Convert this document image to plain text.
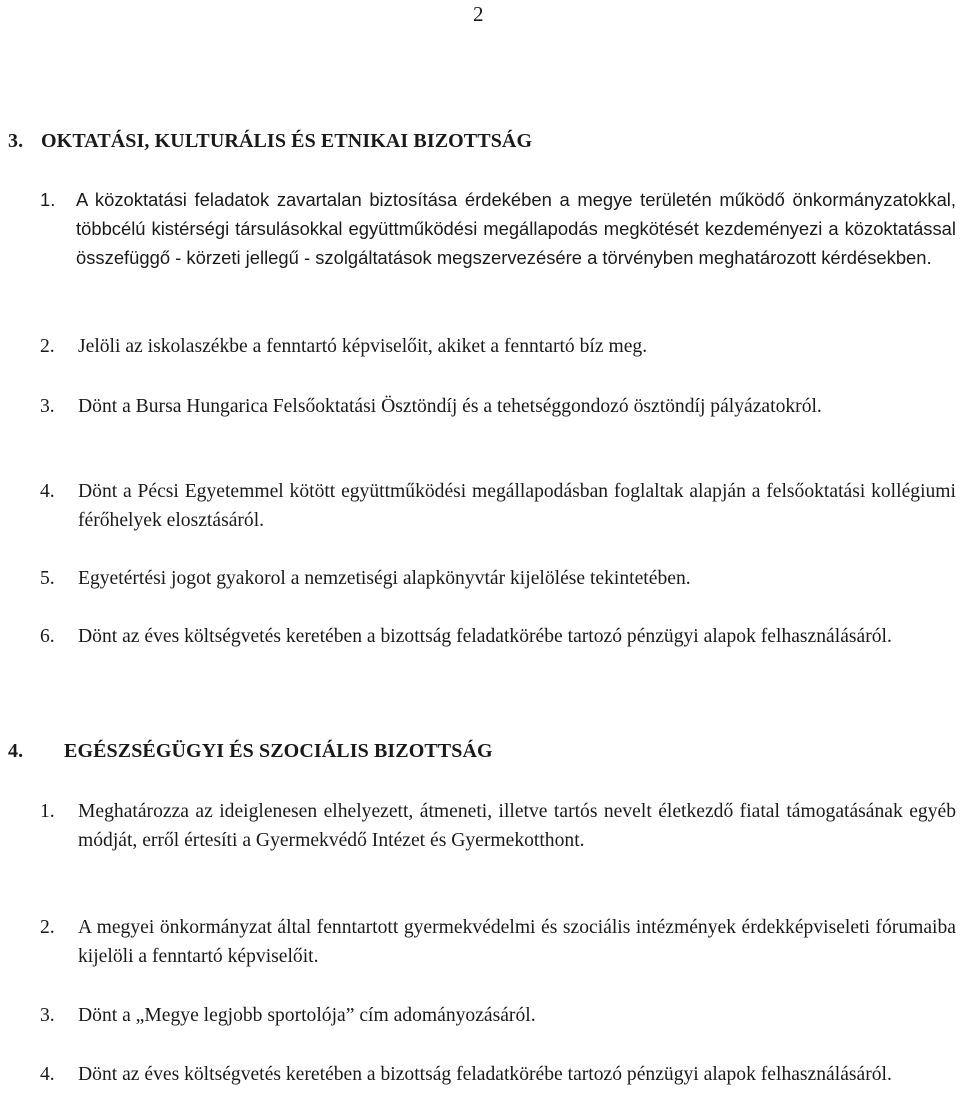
2
3. OKTATÁSI, KULTURÁLIS ÉS ETNIKAI BIZOTTSÁG
1. A közoktatási feladatok zavartalan biztosítása érdekében a megye területén működő önkormányzatokkal, többcélú kistérségi társulásokkal együttműködési megállapodás megkötését kezdeményezi a közoktatással összefüggő - körzeti jellegű - szolgáltatások megszervezésére a törvényben meghatározott kérdésekben.
2. Jelöli az iskolaszékbe a fenntartó képviselőit, akiket a fenntartó bíz meg.
3. Dönt a Bursa Hungarica Felsőoktatási Ösztöndíj és a tehetséggondozó ösztöndíj pályázatokról.
4. Dönt a Pécsi Egyetemmel kötött együttműködési megállapodásban foglaltak alapján a felsőoktatási kollégiumi férőhelyek elosztásáról.
5. Egyetértési jogot gyakorol a nemzetiségi alapkönyvtár kijelölése tekintetében.
6. Dönt az éves költségvetés keretében a bizottság feladatkörébe tartozó pénzügyi alapok felhasználásáról.
4. EGÉSZSÉGÜGYI ÉS SZOCIÁLIS BIZOTTSÁG
1. Meghatározza az ideiglenesen elhelyezett, átmeneti, illetve tartós nevelt életkezdő fiatal támogatásának egyéb módját, erről értesíti a Gyermekvédő Intézet és Gyermekotthont.
2. A megyei önkormányzat által fenntartott gyermekvédelmi és szociális intézmények érdekképviseleti fórumaiba kijelöli a fenntartó képviselőit.
3. Dönt a „Megye legjobb sportolója” cím adományozásáról.
4. Dönt az éves költségvetés keretében a bizottság feladatkörébe tartozó pénzügyi alapok felhasználásáról.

··········

Write out every record above exactly as it stands, but leave out the pictures.

Convert this document image to plain text.
2
3. OKTATÁSI, KULTURÁLIS ÉS ETNIKAI BIZOTTSÁG
1. A közoktatási feladatok zavartalan biztosítása érdekében a megye területén működő önkormányzatokkal, többcélú kistérségi társulásokkal együttműködési megállapodás megkötését kezdeményezi a közoktatással összefüggő - körzeti jellegű - szolgáltatások megszervezésére a törvényben meghatározott kérdésekben.
2. Jelöli az iskolaszékbe a fenntartó képviselőit, akiket a fenntartó bíz meg.
3. Dönt a Bursa Hungarica Felsőoktatási Ösztöndíj és a tehetséggondozó ösztöndíj pályázatokról.
4. Dönt a Pécsi Egyetemmel kötött együttműködési megállapodásban foglaltak alapján a felsőoktatási kollégiumi férőhelyek elosztásáról.
5. Egyetértési jogot gyakorol a nemzetiségi alapkönyvtár kijelölése tekintetében.
6. Dönt az éves költségvetés keretében a bizottság feladatkörébe tartozó pénzügyi alapok felhasználásáról.
4. EGÉSZSÉGÜGYI ÉS SZOCIÁLIS BIZOTTSÁG
1. Meghatározza az ideiglenesen elhelyezett, átmeneti, illetve tartós nevelt életkezdő fiatal támogatásának egyéb módját, erről értesíti a Gyermekvédő Intézet és Gyermekotthont.
2. A megyei önkormányzat által fenntartott gyermekvédelmi és szociális intézmények érdekképviseleti fórumaiba kijelöli a fenntartó képviselőit.
3. Dönt a „Megye legjobb sportolója” cím adományozásáról.
4. Dönt az éves költségvetés keretében a bizottság feladatkörébe tartozó pénzügyi alapok felhasználásáról.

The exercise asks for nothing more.